• [Problem to work on] Reproduce the entries below, replacing "junction dot" with "junction point" wherever it occurs and leaving everything else unchanged.

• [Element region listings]
--- Start ---

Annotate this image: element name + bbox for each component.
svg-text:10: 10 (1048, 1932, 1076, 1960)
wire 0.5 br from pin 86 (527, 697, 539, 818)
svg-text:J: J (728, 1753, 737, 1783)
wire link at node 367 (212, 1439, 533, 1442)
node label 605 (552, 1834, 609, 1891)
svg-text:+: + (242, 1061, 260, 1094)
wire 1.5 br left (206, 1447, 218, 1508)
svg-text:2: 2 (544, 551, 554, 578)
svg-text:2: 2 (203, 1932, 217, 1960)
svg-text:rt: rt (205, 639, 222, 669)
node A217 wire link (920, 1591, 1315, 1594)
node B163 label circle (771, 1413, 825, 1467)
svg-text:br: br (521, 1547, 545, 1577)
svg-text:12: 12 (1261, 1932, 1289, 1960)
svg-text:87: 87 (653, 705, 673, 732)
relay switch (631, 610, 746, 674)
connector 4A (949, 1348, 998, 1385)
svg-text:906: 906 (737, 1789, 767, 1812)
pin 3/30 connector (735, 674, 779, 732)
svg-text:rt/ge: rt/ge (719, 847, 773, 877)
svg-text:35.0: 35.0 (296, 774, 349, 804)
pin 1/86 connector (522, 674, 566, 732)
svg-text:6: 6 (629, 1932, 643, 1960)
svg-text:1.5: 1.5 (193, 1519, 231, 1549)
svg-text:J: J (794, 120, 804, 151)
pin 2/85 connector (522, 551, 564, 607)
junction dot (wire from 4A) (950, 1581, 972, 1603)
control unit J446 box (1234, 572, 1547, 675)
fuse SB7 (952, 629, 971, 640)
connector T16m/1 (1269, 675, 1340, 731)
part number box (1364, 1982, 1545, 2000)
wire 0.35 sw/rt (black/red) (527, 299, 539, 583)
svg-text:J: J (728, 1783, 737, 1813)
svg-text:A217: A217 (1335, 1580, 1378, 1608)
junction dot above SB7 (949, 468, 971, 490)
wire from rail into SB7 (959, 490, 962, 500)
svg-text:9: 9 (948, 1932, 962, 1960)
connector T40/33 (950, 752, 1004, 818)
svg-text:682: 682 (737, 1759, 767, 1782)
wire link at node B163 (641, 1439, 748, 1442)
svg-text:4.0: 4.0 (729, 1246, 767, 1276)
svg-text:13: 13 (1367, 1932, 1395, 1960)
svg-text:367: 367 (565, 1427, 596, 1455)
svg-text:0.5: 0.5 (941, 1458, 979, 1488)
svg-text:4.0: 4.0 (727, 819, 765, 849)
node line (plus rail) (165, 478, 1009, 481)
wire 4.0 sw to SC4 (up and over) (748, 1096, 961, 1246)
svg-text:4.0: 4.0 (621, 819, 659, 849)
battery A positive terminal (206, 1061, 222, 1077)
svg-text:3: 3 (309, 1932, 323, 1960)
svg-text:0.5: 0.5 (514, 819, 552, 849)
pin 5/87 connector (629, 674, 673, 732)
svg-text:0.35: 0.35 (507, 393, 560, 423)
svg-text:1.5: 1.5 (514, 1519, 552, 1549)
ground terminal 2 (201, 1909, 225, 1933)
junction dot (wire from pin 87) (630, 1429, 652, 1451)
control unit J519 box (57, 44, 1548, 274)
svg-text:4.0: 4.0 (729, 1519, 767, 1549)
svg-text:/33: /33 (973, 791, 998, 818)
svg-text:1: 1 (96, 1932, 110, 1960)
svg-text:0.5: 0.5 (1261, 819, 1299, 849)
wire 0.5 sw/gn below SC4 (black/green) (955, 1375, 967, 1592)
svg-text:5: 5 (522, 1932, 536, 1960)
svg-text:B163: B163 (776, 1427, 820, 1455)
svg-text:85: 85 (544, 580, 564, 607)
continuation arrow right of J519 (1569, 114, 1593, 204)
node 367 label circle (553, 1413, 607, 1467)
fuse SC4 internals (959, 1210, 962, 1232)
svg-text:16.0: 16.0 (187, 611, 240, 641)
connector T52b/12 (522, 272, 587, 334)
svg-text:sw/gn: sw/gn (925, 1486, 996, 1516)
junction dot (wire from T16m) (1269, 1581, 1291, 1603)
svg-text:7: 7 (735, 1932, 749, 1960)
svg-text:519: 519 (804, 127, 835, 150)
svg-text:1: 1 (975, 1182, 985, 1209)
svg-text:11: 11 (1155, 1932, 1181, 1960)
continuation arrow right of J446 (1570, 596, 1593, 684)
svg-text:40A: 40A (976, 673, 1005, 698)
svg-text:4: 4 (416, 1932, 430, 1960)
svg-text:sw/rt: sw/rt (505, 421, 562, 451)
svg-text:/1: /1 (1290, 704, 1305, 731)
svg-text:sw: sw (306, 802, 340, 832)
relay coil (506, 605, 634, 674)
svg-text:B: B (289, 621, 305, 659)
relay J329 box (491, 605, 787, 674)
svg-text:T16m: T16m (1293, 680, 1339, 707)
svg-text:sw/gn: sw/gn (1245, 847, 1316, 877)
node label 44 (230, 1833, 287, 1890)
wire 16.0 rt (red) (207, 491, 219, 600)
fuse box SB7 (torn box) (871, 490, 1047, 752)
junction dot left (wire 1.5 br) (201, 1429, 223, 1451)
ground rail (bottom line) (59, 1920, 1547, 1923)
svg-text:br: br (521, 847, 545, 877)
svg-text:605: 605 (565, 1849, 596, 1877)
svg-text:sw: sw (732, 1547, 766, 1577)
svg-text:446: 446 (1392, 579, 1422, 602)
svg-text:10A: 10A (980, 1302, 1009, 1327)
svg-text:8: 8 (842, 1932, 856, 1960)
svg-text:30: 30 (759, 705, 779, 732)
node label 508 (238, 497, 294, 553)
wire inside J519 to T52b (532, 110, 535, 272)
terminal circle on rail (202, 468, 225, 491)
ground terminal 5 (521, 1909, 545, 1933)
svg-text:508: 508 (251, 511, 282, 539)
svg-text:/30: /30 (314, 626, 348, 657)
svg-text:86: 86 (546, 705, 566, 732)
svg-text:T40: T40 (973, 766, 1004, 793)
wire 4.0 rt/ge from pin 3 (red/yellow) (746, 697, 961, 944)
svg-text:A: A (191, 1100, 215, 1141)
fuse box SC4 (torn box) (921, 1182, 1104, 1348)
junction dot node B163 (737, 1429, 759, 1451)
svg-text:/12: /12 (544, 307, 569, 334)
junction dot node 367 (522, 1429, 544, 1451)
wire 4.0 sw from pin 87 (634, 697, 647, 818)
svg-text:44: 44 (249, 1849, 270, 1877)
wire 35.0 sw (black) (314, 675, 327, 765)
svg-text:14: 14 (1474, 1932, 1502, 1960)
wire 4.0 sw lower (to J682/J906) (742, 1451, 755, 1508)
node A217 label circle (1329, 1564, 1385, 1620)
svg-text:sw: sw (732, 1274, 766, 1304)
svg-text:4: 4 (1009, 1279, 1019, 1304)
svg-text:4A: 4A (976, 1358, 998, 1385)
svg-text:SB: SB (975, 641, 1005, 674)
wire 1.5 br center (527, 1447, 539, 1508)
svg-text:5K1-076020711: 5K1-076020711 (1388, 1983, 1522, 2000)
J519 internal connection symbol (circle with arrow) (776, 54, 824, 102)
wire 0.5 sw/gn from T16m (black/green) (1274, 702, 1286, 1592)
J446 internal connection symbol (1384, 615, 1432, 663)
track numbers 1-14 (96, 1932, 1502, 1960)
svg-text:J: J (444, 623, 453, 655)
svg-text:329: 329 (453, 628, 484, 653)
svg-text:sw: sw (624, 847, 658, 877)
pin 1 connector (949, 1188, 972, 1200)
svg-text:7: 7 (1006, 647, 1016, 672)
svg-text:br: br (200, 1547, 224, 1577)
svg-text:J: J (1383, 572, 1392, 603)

--- End ---

• [The response]
Annotate this image: element name + bbox for each component.
svg-text:10: 10 (1048, 1932, 1076, 1960)
wire 0.5 br from pin 86 (527, 697, 539, 818)
svg-text:J: J (728, 1753, 737, 1783)
wire link at node 367 (212, 1439, 533, 1442)
node label 605 (552, 1834, 609, 1891)
svg-text:+: + (242, 1061, 260, 1094)
wire 1.5 br left (206, 1447, 218, 1508)
svg-text:2: 2 (544, 551, 554, 578)
svg-text:2: 2 (203, 1932, 217, 1960)
svg-text:rt: rt (205, 639, 222, 669)
node A217 wire link (920, 1591, 1315, 1594)
node B163 label circle (771, 1413, 825, 1467)
svg-text:br: br (521, 1547, 545, 1577)
svg-text:12: 12 (1261, 1932, 1289, 1960)
svg-text:87: 87 (653, 705, 673, 732)
relay switch (631, 610, 746, 674)
connector 4A (949, 1348, 998, 1385)
svg-text:906: 906 (737, 1789, 767, 1812)
pin 3/30 connector (735, 674, 779, 732)
svg-text:rt/ge: rt/ge (719, 847, 773, 877)
svg-text:35.0: 35.0 (296, 774, 349, 804)
pin 1/86 connector (522, 674, 566, 732)
svg-text:6: 6 (629, 1932, 643, 1960)
svg-text:1.5: 1.5 (193, 1519, 231, 1549)
svg-text:J: J (794, 120, 804, 151)
pin 2/85 connector (522, 551, 564, 607)
junction point (wire from 4A) (950, 1581, 972, 1603)
control unit J446 box (1234, 572, 1547, 675)
fuse SB7 (952, 629, 971, 640)
connector T16m/1 (1269, 675, 1340, 731)
part number box (1364, 1982, 1545, 2000)
wire 0.35 sw/rt (black/red) (527, 299, 539, 583)
svg-text:J: J (728, 1783, 737, 1813)
svg-text:A217: A217 (1335, 1580, 1378, 1608)
junction point above SB7 (949, 468, 971, 490)
wire from rail into SB7 (959, 490, 962, 500)
svg-text:9: 9 (948, 1932, 962, 1960)
connector T40/33 (950, 752, 1004, 818)
svg-text:682: 682 (737, 1759, 767, 1782)
wire link at node B163 (641, 1439, 748, 1442)
svg-text:4.0: 4.0 (729, 1246, 767, 1276)
svg-text:13: 13 (1367, 1932, 1395, 1960)
svg-text:367: 367 (565, 1427, 596, 1455)
svg-text:0.5: 0.5 (941, 1458, 979, 1488)
svg-text:4.0: 4.0 (727, 819, 765, 849)
node line (plus rail) (165, 478, 1009, 481)
wire 4.0 sw to SC4 (up and over) (748, 1096, 961, 1246)
svg-text:4.0: 4.0 (621, 819, 659, 849)
battery A positive terminal (206, 1061, 222, 1077)
svg-text:3: 3 (309, 1932, 323, 1960)
svg-text:0.5: 0.5 (514, 819, 552, 849)
pin 5/87 connector (629, 674, 673, 732)
svg-text:0.35: 0.35 (507, 393, 560, 423)
svg-text:1.5: 1.5 (514, 1519, 552, 1549)
ground terminal 2 (201, 1909, 225, 1933)
junction point (wire from pin 87) (630, 1429, 652, 1451)
control unit J519 box (57, 44, 1548, 274)
svg-text:4.0: 4.0 (729, 1519, 767, 1549)
svg-text:/33: /33 (973, 791, 998, 818)
svg-text:1: 1 (96, 1932, 110, 1960)
svg-text:0.5: 0.5 (1261, 819, 1299, 849)
wire 0.5 sw/gn below SC4 (black/green) (955, 1375, 967, 1592)
svg-text:5: 5 (522, 1932, 536, 1960)
svg-text:B163: B163 (776, 1427, 820, 1455)
svg-text:85: 85 (544, 580, 564, 607)
continuation arrow right of J519 (1569, 114, 1593, 204)
node 367 label circle (553, 1413, 607, 1467)
fuse SC4 internals (959, 1210, 962, 1232)
svg-text:16.0: 16.0 (187, 611, 240, 641)
connector T52b/12 (522, 272, 587, 334)
svg-text:sw/gn: sw/gn (925, 1486, 996, 1516)
junction point (wire from T16m) (1269, 1581, 1291, 1603)
svg-text:7: 7 (735, 1932, 749, 1960)
svg-text:519: 519 (804, 127, 835, 150)
svg-text:1: 1 (975, 1182, 985, 1209)
svg-text:11: 11 (1155, 1932, 1181, 1960)
continuation arrow right of J446 (1570, 596, 1593, 684)
svg-text:40A: 40A (976, 673, 1005, 698)
svg-text:4: 4 (416, 1932, 430, 1960)
svg-text:sw/rt: sw/rt (505, 421, 562, 451)
svg-text:/1: /1 (1290, 704, 1305, 731)
svg-text:sw: sw (306, 802, 340, 832)
relay coil (506, 605, 634, 674)
svg-text:B: B (289, 621, 305, 659)
relay J329 box (491, 605, 787, 674)
svg-text:T16m: T16m (1293, 680, 1339, 707)
svg-text:sw/gn: sw/gn (1245, 847, 1316, 877)
node label 44 (230, 1833, 287, 1890)
wire 16.0 rt (red) (207, 491, 219, 600)
fuse box SB7 (torn box) (871, 490, 1047, 752)
junction point left (wire 1.5 br) (201, 1429, 223, 1451)
ground rail (bottom line) (59, 1920, 1547, 1923)
svg-text:br: br (521, 847, 545, 877)
svg-text:605: 605 (565, 1849, 596, 1877)
svg-text:sw: sw (732, 1547, 766, 1577)
svg-text:446: 446 (1392, 579, 1422, 602)
svg-text:10A: 10A (980, 1302, 1009, 1327)
svg-text:8: 8 (842, 1932, 856, 1960)
svg-text:30: 30 (759, 705, 779, 732)
node label 508 (238, 497, 294, 553)
wire inside J519 to T52b (532, 110, 535, 272)
terminal circle on rail (202, 468, 225, 491)
ground terminal 5 (521, 1909, 545, 1933)
svg-text:508: 508 (251, 511, 282, 539)
svg-text:/30: /30 (314, 626, 348, 657)
svg-text:86: 86 (546, 705, 566, 732)
svg-text:T40: T40 (973, 766, 1004, 793)
wire 4.0 rt/ge from pin 3 (red/yellow) (746, 697, 961, 944)
svg-text:A: A (191, 1100, 215, 1141)
fuse box SC4 (torn box) (921, 1182, 1104, 1348)
junction point node B163 (737, 1429, 759, 1451)
svg-text:/12: /12 (544, 307, 569, 334)
junction point node 367 (522, 1429, 544, 1451)
wire 4.0 sw from pin 87 (634, 697, 647, 818)
svg-text:44: 44 (249, 1849, 270, 1877)
wire 35.0 sw (black) (314, 675, 327, 765)
svg-text:14: 14 (1474, 1932, 1502, 1960)
wire 4.0 sw lower (to J682/J906) (742, 1451, 755, 1508)
node A217 label circle (1329, 1564, 1385, 1620)
svg-text:sw: sw (732, 1274, 766, 1304)
svg-text:4: 4 (1009, 1279, 1019, 1304)
svg-text:4A: 4A (976, 1358, 998, 1385)
svg-text:SB: SB (975, 641, 1005, 674)
wire 1.5 br center (527, 1447, 539, 1508)
svg-text:5K1-076020711: 5K1-076020711 (1388, 1983, 1522, 2000)
J519 internal connection symbol (circle with arrow) (776, 54, 824, 102)
wire 0.5 sw/gn from T16m (black/green) (1274, 702, 1286, 1592)
J446 internal connection symbol (1384, 615, 1432, 663)
track numbers 1-14 (96, 1932, 1502, 1960)
svg-text:J: J (444, 623, 453, 655)
svg-text:329: 329 (453, 628, 484, 653)
svg-text:sw: sw (624, 847, 658, 877)
pin 1 connector (949, 1188, 972, 1200)
svg-text:7: 7 (1006, 647, 1016, 672)
svg-text:br: br (200, 1547, 224, 1577)
svg-text:J: J (1383, 572, 1392, 603)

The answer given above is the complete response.